The ‘perfect’ student

Ever since I can remember I was a very smart kid who was always told that I did great at school and studying. Since I have recently completed my journey as a student, I can now say that I managed to hold on to the giftedness of doing well at school. At least, of producing good grades.

When I started studying at the university, this proneness to doing well at studying started to slowly become part of my identity. I became the person who wanted to study for the rest of their life, who enjoyed excelling at school and exams and didn’t care too much for things that would distract from my studies. This would ultimately direct me at some kind of ambitious career I imagined — variating from CEO of google to prime-minister of the Netherlands.

I obtained those ridiculous goals when I got rejected by the academy of arts and figured that my journey would start at university. I figured that I wanted to ask questions, rather than listen to the answers, ergo, a bachelor in philosophy seemed to suit my academic quest for creativity. So, I applied to a university near me and started my philosophical path to ambitious job opportunities.

Pessimism made me crash

It didn’t take me long to figure out that a bachelor’s degree in philosophy is not an easy ticket into Google’s head offices or Dutch politics, or any high-level job opportunity for that matter. At last, a parallel remained between me and the art academy student I once wished to be: both of us lacked the slightest guarantee of finding steady, well-paid jobs.

*Records supplied*

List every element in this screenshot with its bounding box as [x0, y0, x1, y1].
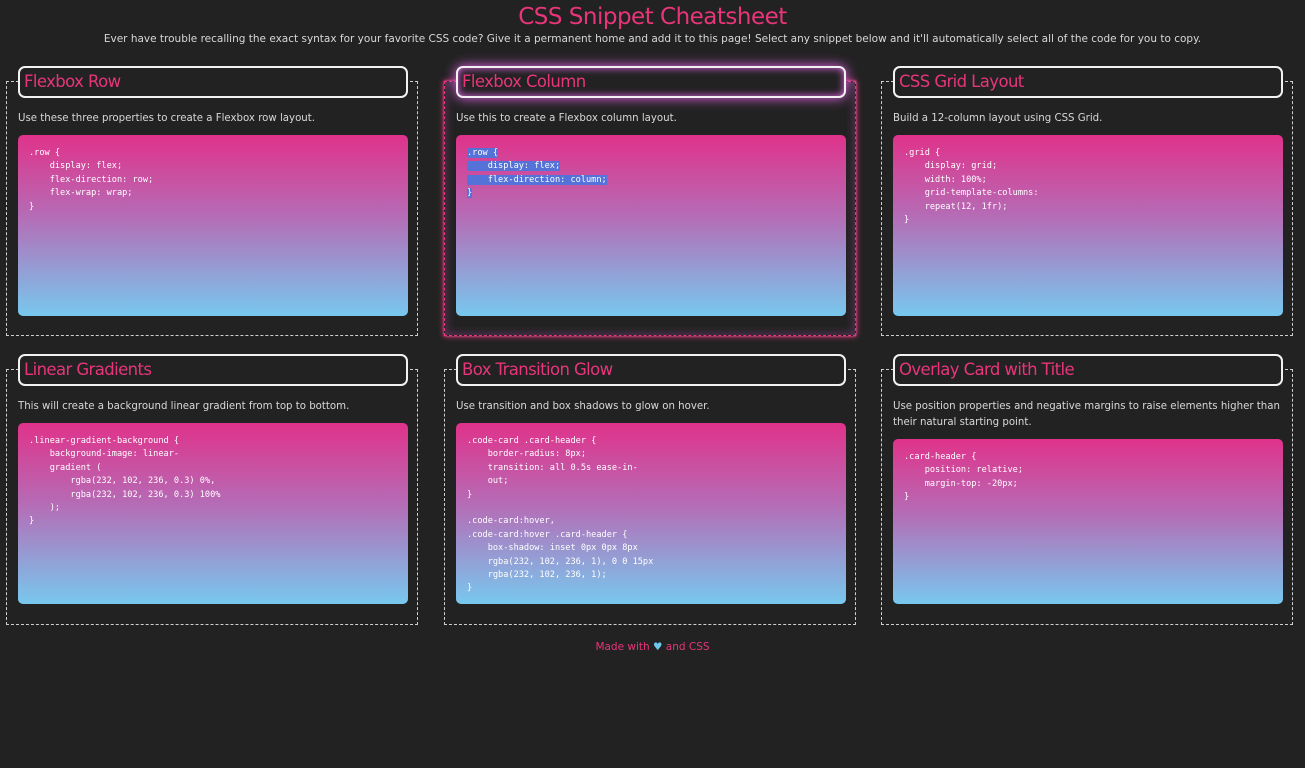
card-header: CSS Grid Layout: [893, 66, 1283, 98]
code-line: box-shadow: inset 0px 0px 8px: [467, 543, 638, 554]
code-line: width: 100%;: [904, 174, 987, 185]
code-card-linear-gradients[interactable]: Linear Gradients This will create a back…: [6, 354, 418, 625]
code-snippet[interactable]: .row { display: flex; flex-direction: co…: [456, 135, 846, 316]
code-card-flexbox-row[interactable]: Flexbox Row Use these three properties t…: [6, 66, 418, 336]
card-description: Use this to create a Flexbox column layo…: [456, 113, 677, 124]
code-line: }: [467, 583, 473, 594]
code-line: background-image: linear-: [29, 449, 180, 460]
card-header: Flexbox Row: [18, 66, 408, 98]
code-line: out;: [467, 476, 509, 487]
card-header: Box Transition Glow: [456, 354, 846, 386]
code-line: }: [467, 489, 473, 500]
card-description: Use position properties and negative mar…: [893, 401, 1280, 428]
code-snippet[interactable]: .code-card .card-header { border-radius:…: [456, 423, 846, 604]
code-card-overlay-card-with-title[interactable]: Overlay Card with Title Use position pro…: [881, 354, 1293, 625]
code-line: display: flex;: [467, 161, 561, 172]
code-line: transition: all 0.5s ease-in-: [467, 462, 638, 473]
code-line: .grid {: [904, 148, 941, 158]
code-line: .row {: [467, 148, 499, 158]
card-header: Flexbox Column: [456, 66, 846, 98]
code-line: rgba(232, 102, 236, 0.3) 100%: [29, 489, 221, 500]
card-description: Build a 12-column layout using CSS Grid.: [893, 113, 1103, 124]
code-line: rgba(232, 102, 236, 1);: [467, 569, 607, 580]
code-line: rgba(232, 102, 236, 1), 0 0 15px: [467, 556, 654, 567]
code-line: .card-header {: [904, 452, 977, 462]
code-line: position: relative;: [904, 465, 1023, 476]
code-line: border-radius: 8px;: [467, 449, 586, 460]
card-header: Linear Gradients: [18, 354, 408, 386]
card-description: Use these three properties to create a F…: [18, 113, 315, 124]
code-line: grid-template-columns:: [904, 188, 1039, 199]
code-line: flex-direction: column;: [467, 174, 607, 185]
code-line: .code-card .card-header {: [467, 436, 597, 446]
code-snippet[interactable]: .linear-gradient-background { background…: [18, 423, 408, 604]
card-header: Overlay Card with Title: [893, 354, 1283, 386]
heart-icon: ♥: [653, 641, 663, 653]
page-subtitle: Ever have trouble recalling the exact sy…: [103, 33, 1202, 45]
code-line: flex-wrap: wrap;: [29, 188, 133, 199]
code-card-flexbox-column[interactable]: Flexbox Column Use this to create a Flex…: [444, 66, 856, 336]
code-line: }: [29, 201, 35, 212]
code-line: rgba(232, 102, 236, 0.3) 0%,: [29, 476, 216, 487]
page-title: CSS Snippet Cheatsheet: [518, 4, 787, 30]
card-description: Use transition and box shadows to glow o…: [456, 401, 710, 412]
code-line: display: grid;: [904, 161, 998, 172]
code-line: .row {: [29, 148, 61, 158]
code-line: .code-card:hover,: [467, 516, 555, 527]
code-line: }: [904, 492, 910, 503]
code-line: display: flex;: [29, 161, 123, 172]
code-line: repeat(12, 1fr);: [904, 201, 1008, 212]
code-line: .linear-gradient-background {: [29, 436, 180, 446]
code-card-box-transition-glow[interactable]: Box Transition Glow Use transition and b…: [444, 354, 856, 625]
footer-made-with: Made with: [595, 641, 650, 653]
footer-and-css: and CSS: [665, 641, 710, 653]
code-line: }: [29, 516, 35, 527]
code-snippet[interactable]: .row { display: flex; flex-direction: ro…: [18, 135, 408, 316]
code-line: margin-top: -20px;: [904, 478, 1018, 489]
code-snippet[interactable]: .grid { display: grid; width: 100%; grid…: [893, 135, 1283, 316]
code-line: }: [467, 188, 473, 199]
code-card-css-grid-layout[interactable]: CSS Grid Layout Build a 12-column layout…: [881, 66, 1293, 336]
code-line: );: [29, 502, 61, 513]
code-line: gradient (: [29, 462, 102, 473]
card-description: This will create a background linear gra…: [18, 401, 350, 412]
code-line: flex-direction: row;: [29, 174, 154, 185]
code-line: .code-card:hover .card-header {: [467, 529, 628, 540]
footer: Made with ♥ and CSS: [0, 641, 1305, 653]
code-snippet[interactable]: .card-header { position: relative; margi…: [893, 439, 1283, 604]
code-line: }: [904, 214, 910, 225]
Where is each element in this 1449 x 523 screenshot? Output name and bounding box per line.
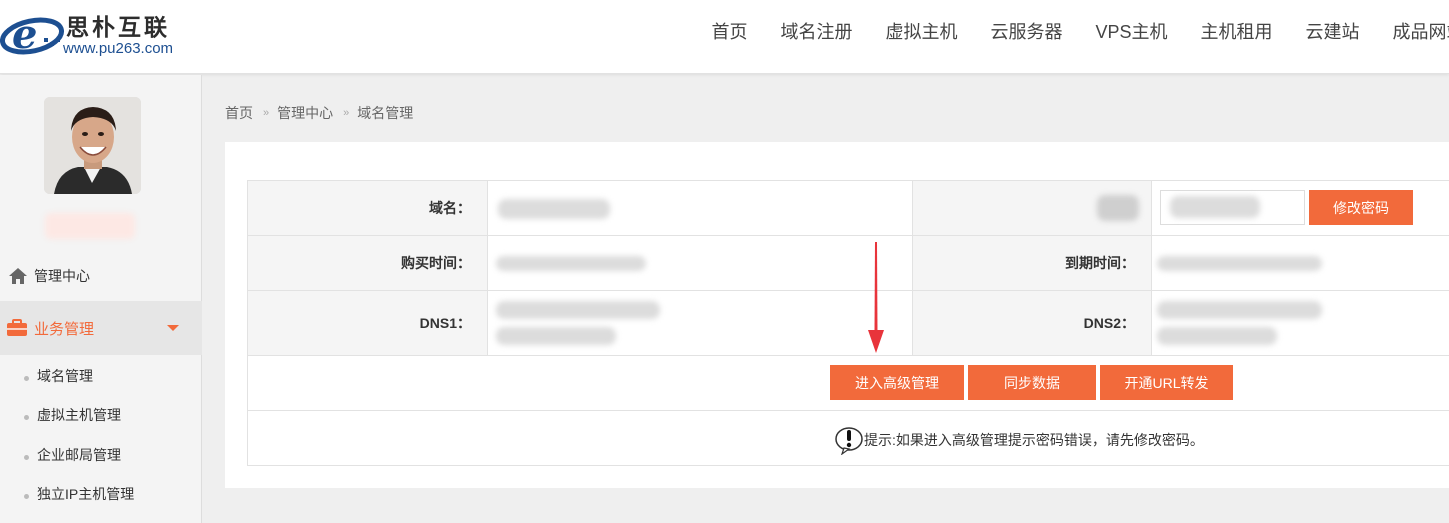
nav-virtual-host[interactable]: 虚拟主机: [869, 0, 974, 64]
sidebar-item-virtual-host-management[interactable]: 虚拟主机管理: [0, 400, 202, 430]
purchase-time-value: [487, 236, 912, 290]
sidebar-item-mail-management[interactable]: 企业邮局管理: [0, 440, 202, 470]
logo-url: www.pu263.com: [63, 40, 174, 57]
nav-host-rental[interactable]: 主机租用: [1184, 0, 1289, 64]
menu-business-management-label: 业务管理: [34, 320, 95, 338]
purchase-time-label: 购买时间：: [248, 236, 487, 290]
site-logo[interactable]: e 思朴互联 www.pu263.com: [0, 4, 200, 64]
bullet-icon: [24, 414, 29, 420]
bullet-icon: [24, 493, 29, 499]
sidebar-item-label: 企业邮局管理: [37, 447, 121, 463]
nav-domain-register[interactable]: 域名注册: [764, 0, 869, 64]
menu-management-center[interactable]: 管理中心: [0, 261, 202, 291]
annotation-arrow-icon: [868, 242, 884, 353]
redacted-password-label: [1097, 195, 1139, 221]
sidebar: 管理中心 业务管理 域名管理 虚拟主机管理 企业邮局管理 独立IP主机管理: [0, 75, 202, 523]
redacted-purchase-time: [496, 256, 646, 271]
expire-time-label: 到期时间：: [912, 236, 1151, 290]
advanced-management-button[interactable]: 进入高级管理: [830, 365, 964, 400]
table-row-dns: DNS1： DNS2：: [248, 291, 1449, 356]
dns2-label: DNS2：: [912, 291, 1151, 355]
briefcase-icon: [7, 319, 27, 336]
avatar-photo: [44, 97, 141, 194]
url-forward-button[interactable]: 开通URL转发: [1100, 365, 1233, 400]
bullet-icon: [24, 454, 29, 460]
domain-label: 域名：: [248, 181, 487, 235]
dns1-value: [487, 291, 912, 355]
breadcrumb-management-center[interactable]: 管理中心: [277, 103, 333, 123]
logo-e-icon: e: [0, 11, 65, 58]
breadcrumb: 首页 » 管理中心 » 域名管理: [225, 103, 413, 123]
site-header: e 思朴互联 www.pu263.com 首页 域名注册 虚拟主机 云服务器 V…: [0, 0, 1449, 74]
breadcrumb-domain-management: 域名管理: [357, 105, 414, 121]
breadcrumb-separator-icon: »: [263, 107, 270, 119]
redacted-dns2-line: [1157, 301, 1322, 319]
redacted-dns2-line: [1157, 327, 1277, 345]
sidebar-item-domain-management[interactable]: 域名管理: [0, 361, 202, 391]
logo-company-name: 思朴互联: [66, 14, 170, 41]
sidebar-item-dedicated-ip-management[interactable]: 独立IP主机管理: [0, 479, 202, 509]
svg-text:e: e: [12, 11, 37, 58]
change-password-button[interactable]: 修改密码: [1309, 190, 1413, 225]
hint-text: 提示:如果进入高级管理提示密码错误，请先修改密码。: [864, 432, 1204, 448]
redacted-dns1-line: [496, 327, 616, 345]
home-icon: [9, 268, 27, 284]
nav-cloud-server[interactable]: 云服务器: [974, 0, 1079, 64]
sidebar-item-label: 虚拟主机管理: [37, 407, 121, 423]
nav-home[interactable]: 首页: [695, 0, 764, 64]
caret-down-icon[interactable]: [167, 325, 179, 331]
avatar[interactable]: [44, 97, 141, 194]
breadcrumb-home[interactable]: 首页: [225, 103, 253, 123]
nav-ready-site[interactable]: 成品网站: [1376, 0, 1449, 64]
username-redacted: [45, 213, 135, 239]
menu-business-management[interactable]: 业务管理: [0, 301, 202, 355]
sidebar-item-label: 独立IP主机管理: [37, 486, 135, 502]
domain-value: [487, 181, 912, 235]
dns1-label: DNS1：: [248, 291, 487, 355]
expire-time-value: [1151, 236, 1449, 290]
redacted-dns1-line: [496, 301, 660, 319]
sidebar-item-label: 域名管理: [37, 368, 93, 384]
redacted-password-value: [1170, 196, 1260, 218]
nav-cloud-site[interactable]: 云建站: [1289, 0, 1376, 64]
breadcrumb-separator-icon: »: [343, 107, 350, 119]
main-nav: 首页 域名注册 虚拟主机 云服务器 VPS主机 主机租用 云建站 成品网站: [695, 0, 1449, 64]
menu-management-center-label: 管理中心: [34, 268, 90, 284]
sync-data-button[interactable]: 同步数据: [968, 365, 1096, 400]
bullet-icon: [24, 375, 29, 381]
dns2-value: [1151, 291, 1449, 355]
nav-vps-host[interactable]: VPS主机: [1079, 0, 1184, 64]
warning-bubble-icon: [835, 427, 863, 455]
redacted-expire-time: [1157, 256, 1322, 271]
redacted-domain: [498, 199, 610, 219]
table-row-dates: 购买时间： 到期时间：: [248, 236, 1449, 291]
password-label-redacted: [912, 181, 1151, 235]
hint-message: 提示:如果进入高级管理提示密码错误，请先修改密码。: [834, 425, 1204, 455]
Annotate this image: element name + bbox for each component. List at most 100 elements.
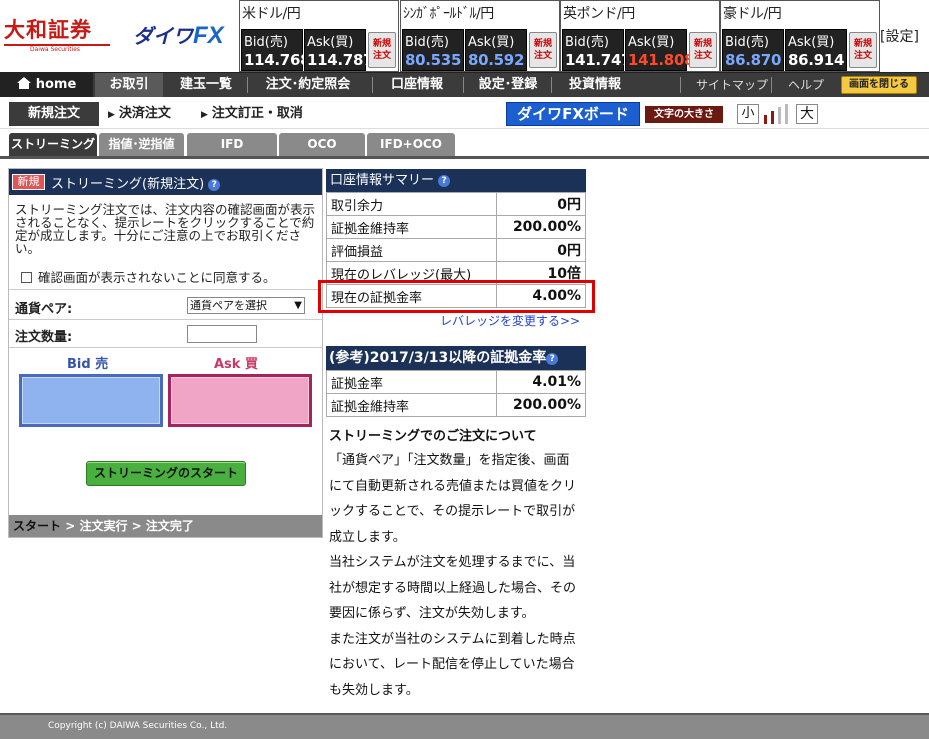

*What to work on*
a - Reproduce the part of the excerpted text between "When I started" and "of the Netherlands.", inclusive.
b - In the excerpted text about the "perfect" student, which degree did the writer pursue at university?
Rely only on the excerpted text, not on the entries.

*Answers to the tasks*
a -
When I started studying at the university, this proneness to doing well at studying started to slowly become part of my identity. I became the person who wanted to study for the rest of their life, who enjoyed excelling at school and exams and didn’t care too much for things that would distract from my studies. This would ultimately direct me at some kind of ambitious career I imagined — variating from CEO of google to prime-minister of the Netherlands.

b - A bachelor's degree in philosophy.